▶ **What is asked**:
Every line below that mentions the word "Когда" should be copied out.

------ Dataset content ------

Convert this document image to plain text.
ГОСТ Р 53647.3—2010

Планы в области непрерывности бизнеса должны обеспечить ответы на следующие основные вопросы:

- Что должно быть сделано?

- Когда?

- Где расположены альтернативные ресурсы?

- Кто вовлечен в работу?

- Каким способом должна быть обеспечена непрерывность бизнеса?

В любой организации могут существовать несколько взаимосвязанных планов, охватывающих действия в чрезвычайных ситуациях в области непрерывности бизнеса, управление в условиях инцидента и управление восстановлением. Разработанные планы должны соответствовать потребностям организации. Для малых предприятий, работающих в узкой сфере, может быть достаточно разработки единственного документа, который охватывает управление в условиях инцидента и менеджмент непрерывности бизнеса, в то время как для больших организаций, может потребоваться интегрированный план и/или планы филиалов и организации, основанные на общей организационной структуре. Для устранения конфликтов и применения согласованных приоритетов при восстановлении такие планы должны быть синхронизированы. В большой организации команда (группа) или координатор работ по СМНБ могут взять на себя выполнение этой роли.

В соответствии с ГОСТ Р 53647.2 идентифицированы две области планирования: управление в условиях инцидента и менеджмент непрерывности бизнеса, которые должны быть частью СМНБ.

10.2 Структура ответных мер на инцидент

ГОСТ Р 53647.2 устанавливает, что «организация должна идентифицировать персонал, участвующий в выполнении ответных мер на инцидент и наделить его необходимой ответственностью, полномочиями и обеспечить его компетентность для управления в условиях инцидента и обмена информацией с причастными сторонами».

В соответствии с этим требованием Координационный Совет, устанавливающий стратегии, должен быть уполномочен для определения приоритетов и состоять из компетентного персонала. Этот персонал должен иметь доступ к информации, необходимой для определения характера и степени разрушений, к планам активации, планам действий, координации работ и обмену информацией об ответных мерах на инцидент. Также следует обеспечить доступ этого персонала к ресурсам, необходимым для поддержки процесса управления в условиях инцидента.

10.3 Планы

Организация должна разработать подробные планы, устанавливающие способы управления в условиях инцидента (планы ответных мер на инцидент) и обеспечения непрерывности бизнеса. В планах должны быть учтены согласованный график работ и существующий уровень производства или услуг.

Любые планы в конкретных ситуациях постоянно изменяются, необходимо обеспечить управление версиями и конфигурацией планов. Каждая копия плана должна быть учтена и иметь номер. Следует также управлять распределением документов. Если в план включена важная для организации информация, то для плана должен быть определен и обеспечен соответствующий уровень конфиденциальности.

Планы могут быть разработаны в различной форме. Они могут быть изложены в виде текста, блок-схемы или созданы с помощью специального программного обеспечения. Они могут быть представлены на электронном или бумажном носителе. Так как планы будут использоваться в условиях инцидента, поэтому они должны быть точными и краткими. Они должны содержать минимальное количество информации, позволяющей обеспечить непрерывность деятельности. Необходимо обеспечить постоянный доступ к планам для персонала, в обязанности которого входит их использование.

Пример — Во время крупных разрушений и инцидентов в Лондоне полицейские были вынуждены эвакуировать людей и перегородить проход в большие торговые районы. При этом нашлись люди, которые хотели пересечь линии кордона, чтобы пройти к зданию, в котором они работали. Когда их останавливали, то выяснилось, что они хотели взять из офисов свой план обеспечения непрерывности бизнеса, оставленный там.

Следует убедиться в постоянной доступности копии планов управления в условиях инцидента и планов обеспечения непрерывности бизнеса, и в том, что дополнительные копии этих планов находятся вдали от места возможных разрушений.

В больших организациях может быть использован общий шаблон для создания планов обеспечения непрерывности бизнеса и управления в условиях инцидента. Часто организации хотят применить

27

------

▶ **Result for this exercise**:
- Когда?
Пример — Во время крупных разрушений и инцидентов в Лондоне полицейские были вынуждены эвакуировать людей и перегородить проход в большие торговые районы. При этом нашлись люди, которые хотели пересечь линии кордона, чтобы пройти к зданию, в котором они работали. Когда их останавливали, то выяснилось, что они хотели взять из офисов свой план обеспечения непрерывности бизнеса, оставленный там.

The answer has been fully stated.